Exercise requirements:
Copy out each line that includes the word "name".

Input for this task:

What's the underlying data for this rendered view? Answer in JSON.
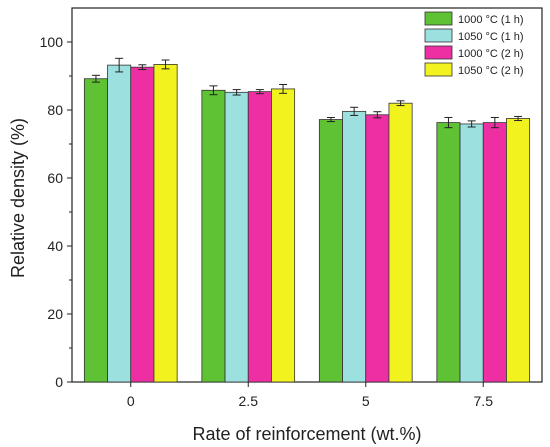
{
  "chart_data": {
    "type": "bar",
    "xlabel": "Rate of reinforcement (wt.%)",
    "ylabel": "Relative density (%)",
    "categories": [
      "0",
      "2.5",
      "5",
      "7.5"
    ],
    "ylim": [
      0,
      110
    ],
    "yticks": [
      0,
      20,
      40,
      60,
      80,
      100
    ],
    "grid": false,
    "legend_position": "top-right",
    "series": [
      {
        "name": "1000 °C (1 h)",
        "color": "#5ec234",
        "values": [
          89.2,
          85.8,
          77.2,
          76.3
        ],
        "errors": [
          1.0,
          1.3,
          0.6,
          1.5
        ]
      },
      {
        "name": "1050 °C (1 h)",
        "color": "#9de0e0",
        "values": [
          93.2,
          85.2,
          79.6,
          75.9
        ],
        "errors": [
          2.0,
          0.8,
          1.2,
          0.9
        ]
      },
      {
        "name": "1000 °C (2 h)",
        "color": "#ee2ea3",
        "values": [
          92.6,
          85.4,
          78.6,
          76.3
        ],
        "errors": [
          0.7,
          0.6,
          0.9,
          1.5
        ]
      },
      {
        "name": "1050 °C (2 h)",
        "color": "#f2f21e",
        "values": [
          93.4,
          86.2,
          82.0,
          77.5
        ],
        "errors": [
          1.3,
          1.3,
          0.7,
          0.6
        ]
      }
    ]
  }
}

Written response:
        "name": "1000 °C (1 h)",
        "name": "1050 °C (1 h)",
        "name": "1000 °C (2 h)",
        "name": "1050 °C (2 h)",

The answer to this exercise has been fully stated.